**GOAL**. Reproduce each record below exactly as written.

**SOURCE RECORDS**.
[Start]

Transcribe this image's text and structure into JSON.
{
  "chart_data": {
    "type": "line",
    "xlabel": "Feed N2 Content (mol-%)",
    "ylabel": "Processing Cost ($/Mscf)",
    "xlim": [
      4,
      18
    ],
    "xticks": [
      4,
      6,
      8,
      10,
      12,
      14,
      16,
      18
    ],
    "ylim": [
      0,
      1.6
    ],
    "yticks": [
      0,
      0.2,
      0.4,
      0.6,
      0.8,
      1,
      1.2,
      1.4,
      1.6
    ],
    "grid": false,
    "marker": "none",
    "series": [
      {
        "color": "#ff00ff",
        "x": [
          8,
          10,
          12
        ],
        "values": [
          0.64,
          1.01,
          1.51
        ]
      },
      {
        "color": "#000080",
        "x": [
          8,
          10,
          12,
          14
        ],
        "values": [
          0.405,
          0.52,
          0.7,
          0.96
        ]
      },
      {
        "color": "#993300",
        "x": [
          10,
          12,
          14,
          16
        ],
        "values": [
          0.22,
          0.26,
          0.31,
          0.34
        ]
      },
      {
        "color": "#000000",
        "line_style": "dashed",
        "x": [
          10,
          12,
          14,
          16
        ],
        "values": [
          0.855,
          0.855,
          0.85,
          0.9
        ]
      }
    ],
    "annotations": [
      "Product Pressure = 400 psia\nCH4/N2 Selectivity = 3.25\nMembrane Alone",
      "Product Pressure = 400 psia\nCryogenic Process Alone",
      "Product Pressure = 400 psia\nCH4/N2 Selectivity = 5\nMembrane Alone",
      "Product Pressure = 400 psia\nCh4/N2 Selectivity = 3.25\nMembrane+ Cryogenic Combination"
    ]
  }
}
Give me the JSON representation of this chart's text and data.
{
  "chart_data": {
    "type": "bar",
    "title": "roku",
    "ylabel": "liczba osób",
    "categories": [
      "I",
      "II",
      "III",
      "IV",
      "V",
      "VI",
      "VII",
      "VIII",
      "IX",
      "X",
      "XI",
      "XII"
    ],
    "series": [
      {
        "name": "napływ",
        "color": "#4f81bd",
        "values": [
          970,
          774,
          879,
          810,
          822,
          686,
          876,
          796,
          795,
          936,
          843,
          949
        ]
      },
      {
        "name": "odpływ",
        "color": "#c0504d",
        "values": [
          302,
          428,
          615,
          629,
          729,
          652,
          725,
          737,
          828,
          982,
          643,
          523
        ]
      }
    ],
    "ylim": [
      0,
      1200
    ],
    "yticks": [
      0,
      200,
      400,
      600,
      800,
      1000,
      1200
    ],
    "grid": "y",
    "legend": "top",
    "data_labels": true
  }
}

[End]

**ANSWER TO THIS PROBLEM**.
Transcribe this image's text and structure into JSON.
{
  "chart_data": {
    "type": "line",
    "xlabel": "Feed N2 Content (mol-%)",
    "ylabel": "Processing Cost ($/Mscf)",
    "xlim": [
      4,
      18
    ],
    "xticks": [
      4,
      6,
      8,
      10,
      12,
      14,
      16,
      18
    ],
    "ylim": [
      0,
      1.6
    ],
    "yticks": [
      0,
      0.2,
      0.4,
      0.6,
      0.8,
      1,
      1.2,
      1.4,
      1.6
    ],
    "grid": false,
    "marker": "none",
    "series": [
      {
        "color": "#ff00ff",
        "x": [
          8,
          10,
          12
        ],
        "values": [
          0.64,
          1.01,
          1.51
        ]
      },
      {
        "color": "#000080",
        "x": [
          8,
          10,
          12,
          14
        ],
        "values": [
          0.405,
          0.52,
          0.7,
          0.96
        ]
      },
      {
        "color": "#993300",
        "x": [
          10,
          12,
          14,
          16
        ],
        "values": [
          0.22,
          0.26,
          0.31,
          0.34
        ]
      },
      {
        "color": "#000000",
        "line_style": "dashed",
        "x": [
          10,
          12,
          14,
          16
        ],
        "values": [
          0.855,
          0.855,
          0.85,
          0.9
        ]
      }
    ],
    "annotations": [
      "Product Pressure = 400 psia\nCH4/N2 Selectivity = 3.25\nMembrane Alone",
      "Product Pressure = 400 psia\nCryogenic Process Alone",
      "Product Pressure = 400 psia\nCH4/N2 Selectivity = 5\nMembrane Alone",
      "Product Pressure = 400 psia\nCh4/N2 Selectivity = 3.25\nMembrane+ Cryogenic Combination"
    ]
  }
}
Give me the JSON representation of this chart's text and data.
{
  "chart_data": {
    "type": "bar",
    "title": "roku",
    "ylabel": "liczba osób",
    "categories": [
      "I",
      "II",
      "III",
      "IV",
      "V",
      "VI",
      "VII",
      "VIII",
      "IX",
      "X",
      "XI",
      "XII"
    ],
    "series": [
      {
        "name": "napływ",
        "color": "#4f81bd",
        "values": [
          970,
          774,
          879,
          810,
          822,
          686,
          876,
          796,
          795,
          936,
          843,
          949
        ]
      },
      {
        "name": "odpływ",
        "color": "#c0504d",
        "values": [
          302,
          428,
          615,
          629,
          729,
          652,
          725,
          737,
          828,
          982,
          643,
          523
        ]
      }
    ],
    "ylim": [
      0,
      1200
    ],
    "yticks": [
      0,
      200,
      400,
      600,
      800,
      1000,
      1200
    ],
    "grid": "y",
    "legend": "top",
    "data_labels": true
  }
}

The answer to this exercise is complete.